◆ What to produce ◆
Give the number of lines in the listing that hold the word "content". Write nothing but that number.

◆ Supplied data ◆
--
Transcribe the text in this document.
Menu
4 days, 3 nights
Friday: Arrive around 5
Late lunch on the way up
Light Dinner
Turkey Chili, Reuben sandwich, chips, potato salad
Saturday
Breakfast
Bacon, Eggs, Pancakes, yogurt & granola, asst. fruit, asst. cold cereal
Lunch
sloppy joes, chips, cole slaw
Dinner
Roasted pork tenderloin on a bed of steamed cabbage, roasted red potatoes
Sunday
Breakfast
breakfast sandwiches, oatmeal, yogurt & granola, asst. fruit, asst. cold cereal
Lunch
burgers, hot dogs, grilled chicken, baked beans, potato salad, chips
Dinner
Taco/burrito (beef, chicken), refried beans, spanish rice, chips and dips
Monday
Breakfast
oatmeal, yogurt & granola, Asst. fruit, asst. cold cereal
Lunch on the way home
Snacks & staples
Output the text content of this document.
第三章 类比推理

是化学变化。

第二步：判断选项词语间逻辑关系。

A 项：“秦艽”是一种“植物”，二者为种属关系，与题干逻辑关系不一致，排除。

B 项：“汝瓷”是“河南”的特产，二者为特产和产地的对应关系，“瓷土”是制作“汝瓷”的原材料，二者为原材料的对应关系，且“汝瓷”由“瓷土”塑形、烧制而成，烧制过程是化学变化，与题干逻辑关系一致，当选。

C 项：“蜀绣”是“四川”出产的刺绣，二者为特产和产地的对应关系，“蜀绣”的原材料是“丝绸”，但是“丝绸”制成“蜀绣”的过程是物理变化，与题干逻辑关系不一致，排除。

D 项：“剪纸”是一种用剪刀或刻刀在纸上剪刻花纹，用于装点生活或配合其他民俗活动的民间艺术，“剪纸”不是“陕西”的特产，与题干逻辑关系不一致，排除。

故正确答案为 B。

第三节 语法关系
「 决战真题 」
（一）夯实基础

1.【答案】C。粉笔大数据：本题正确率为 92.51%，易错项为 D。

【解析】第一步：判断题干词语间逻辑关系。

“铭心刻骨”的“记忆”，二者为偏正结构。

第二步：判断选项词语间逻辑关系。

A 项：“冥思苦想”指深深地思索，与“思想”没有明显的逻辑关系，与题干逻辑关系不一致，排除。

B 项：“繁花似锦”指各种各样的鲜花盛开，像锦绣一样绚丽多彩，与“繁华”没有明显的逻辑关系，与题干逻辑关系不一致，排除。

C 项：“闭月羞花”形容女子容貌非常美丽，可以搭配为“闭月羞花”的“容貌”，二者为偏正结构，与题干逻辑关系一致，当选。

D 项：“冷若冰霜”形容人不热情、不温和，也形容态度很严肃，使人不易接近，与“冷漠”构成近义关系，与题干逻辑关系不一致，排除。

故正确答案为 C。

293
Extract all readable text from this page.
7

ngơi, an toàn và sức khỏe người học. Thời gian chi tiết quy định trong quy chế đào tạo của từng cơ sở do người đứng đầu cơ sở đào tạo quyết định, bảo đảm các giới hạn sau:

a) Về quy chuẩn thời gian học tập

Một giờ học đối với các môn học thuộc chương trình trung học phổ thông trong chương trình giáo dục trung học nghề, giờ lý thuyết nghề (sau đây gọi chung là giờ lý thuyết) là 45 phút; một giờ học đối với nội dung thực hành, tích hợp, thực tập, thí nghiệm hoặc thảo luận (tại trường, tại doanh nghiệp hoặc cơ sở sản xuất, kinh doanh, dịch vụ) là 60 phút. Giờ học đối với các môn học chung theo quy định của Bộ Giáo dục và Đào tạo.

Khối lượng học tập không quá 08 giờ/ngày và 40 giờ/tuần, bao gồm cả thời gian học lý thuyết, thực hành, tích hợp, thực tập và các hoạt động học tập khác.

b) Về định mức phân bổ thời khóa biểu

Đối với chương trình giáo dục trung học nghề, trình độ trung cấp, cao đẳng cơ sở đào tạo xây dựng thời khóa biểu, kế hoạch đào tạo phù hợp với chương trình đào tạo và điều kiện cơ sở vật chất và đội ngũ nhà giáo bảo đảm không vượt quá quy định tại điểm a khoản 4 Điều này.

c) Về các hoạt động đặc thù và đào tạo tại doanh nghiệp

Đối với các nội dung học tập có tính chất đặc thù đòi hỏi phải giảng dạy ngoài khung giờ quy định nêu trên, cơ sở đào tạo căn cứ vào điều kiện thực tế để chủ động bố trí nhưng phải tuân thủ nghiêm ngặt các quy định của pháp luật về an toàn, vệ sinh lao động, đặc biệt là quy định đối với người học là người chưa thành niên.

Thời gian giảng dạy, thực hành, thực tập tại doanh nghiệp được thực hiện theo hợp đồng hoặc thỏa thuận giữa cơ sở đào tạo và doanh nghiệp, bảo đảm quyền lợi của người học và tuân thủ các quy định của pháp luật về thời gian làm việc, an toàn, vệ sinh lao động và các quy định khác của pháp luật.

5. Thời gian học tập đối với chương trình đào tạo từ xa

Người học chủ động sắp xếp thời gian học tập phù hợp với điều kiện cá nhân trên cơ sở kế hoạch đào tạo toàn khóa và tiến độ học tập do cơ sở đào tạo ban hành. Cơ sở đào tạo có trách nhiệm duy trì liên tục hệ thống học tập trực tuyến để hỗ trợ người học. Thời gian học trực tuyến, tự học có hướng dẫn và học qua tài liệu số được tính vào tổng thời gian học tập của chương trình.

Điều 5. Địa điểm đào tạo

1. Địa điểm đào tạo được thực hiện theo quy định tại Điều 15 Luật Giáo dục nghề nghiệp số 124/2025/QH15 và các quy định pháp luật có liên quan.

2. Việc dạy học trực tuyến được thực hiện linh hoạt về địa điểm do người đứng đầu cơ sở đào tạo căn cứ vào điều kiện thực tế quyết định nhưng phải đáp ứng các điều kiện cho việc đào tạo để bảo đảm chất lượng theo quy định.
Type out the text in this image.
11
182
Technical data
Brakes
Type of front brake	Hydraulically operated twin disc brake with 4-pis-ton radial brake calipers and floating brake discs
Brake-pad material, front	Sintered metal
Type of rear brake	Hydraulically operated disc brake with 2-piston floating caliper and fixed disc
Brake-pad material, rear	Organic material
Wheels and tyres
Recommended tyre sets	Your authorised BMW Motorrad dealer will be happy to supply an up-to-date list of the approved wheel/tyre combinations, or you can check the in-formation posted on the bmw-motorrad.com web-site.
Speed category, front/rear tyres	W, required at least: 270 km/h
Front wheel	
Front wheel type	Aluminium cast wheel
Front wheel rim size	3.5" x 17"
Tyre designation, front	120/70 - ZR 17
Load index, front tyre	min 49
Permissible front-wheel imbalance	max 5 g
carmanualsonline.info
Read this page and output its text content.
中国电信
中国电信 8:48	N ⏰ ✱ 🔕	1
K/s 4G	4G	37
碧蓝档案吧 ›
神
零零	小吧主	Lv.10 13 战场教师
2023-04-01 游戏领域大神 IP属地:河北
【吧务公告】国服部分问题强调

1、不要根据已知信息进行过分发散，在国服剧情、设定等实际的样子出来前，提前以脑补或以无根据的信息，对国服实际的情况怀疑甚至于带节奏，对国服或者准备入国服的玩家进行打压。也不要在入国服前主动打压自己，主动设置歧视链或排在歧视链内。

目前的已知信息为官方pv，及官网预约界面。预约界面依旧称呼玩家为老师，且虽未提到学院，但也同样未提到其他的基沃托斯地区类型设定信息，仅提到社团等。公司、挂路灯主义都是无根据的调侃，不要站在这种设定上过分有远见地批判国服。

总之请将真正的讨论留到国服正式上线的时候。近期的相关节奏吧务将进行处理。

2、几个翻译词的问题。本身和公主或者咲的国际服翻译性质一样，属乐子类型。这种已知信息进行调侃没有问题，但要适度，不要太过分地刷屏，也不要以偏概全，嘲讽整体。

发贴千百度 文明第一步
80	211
--
◆ In response ◆
2